- Problem requirements -
How many lines in the items below contain the string "stem"? Reply with the number only.
•••
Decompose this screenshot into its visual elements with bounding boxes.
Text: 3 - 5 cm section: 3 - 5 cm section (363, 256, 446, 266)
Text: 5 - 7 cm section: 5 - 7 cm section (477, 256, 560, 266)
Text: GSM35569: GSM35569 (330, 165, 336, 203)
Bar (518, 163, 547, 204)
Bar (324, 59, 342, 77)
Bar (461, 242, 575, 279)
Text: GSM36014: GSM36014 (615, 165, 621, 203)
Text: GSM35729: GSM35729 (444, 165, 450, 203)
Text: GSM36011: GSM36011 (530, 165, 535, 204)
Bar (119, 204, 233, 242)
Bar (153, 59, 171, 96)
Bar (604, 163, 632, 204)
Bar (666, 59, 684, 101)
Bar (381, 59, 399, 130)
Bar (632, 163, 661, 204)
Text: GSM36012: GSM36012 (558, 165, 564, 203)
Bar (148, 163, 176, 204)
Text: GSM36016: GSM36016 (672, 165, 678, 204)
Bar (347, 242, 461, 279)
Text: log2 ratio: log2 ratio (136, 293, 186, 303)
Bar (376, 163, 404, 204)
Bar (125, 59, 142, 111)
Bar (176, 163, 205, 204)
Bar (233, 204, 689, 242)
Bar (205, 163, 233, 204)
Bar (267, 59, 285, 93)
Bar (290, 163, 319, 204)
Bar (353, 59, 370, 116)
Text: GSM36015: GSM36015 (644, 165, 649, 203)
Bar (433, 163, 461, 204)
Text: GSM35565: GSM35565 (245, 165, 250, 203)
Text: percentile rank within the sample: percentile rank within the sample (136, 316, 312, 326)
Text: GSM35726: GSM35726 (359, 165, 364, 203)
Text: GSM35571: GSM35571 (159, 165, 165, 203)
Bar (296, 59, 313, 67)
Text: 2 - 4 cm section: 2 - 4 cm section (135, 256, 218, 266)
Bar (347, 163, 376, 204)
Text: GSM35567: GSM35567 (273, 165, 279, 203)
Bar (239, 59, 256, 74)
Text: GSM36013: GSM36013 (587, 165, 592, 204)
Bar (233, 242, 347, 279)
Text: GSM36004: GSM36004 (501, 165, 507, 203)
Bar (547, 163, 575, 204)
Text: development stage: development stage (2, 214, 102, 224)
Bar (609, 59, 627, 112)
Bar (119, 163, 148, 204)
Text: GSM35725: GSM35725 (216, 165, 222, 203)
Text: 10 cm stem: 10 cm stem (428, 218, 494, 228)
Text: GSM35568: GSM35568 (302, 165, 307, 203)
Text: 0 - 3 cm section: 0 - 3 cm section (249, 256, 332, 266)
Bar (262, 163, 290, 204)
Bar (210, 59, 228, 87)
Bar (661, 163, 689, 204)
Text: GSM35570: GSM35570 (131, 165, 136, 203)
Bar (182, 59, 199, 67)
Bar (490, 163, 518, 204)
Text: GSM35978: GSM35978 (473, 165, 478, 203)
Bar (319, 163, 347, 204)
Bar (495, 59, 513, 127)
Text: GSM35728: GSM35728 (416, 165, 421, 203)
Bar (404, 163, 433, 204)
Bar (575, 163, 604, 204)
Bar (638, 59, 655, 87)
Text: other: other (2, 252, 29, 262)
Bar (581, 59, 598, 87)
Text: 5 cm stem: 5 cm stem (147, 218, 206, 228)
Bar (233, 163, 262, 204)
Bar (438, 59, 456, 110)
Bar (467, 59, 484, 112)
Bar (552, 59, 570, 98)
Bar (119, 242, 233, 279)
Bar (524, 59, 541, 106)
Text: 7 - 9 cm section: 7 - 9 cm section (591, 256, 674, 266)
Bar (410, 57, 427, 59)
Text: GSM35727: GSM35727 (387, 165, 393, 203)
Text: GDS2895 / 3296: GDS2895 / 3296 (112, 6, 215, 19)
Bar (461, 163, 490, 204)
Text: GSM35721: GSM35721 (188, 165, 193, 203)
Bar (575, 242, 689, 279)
•••
- Task response -
2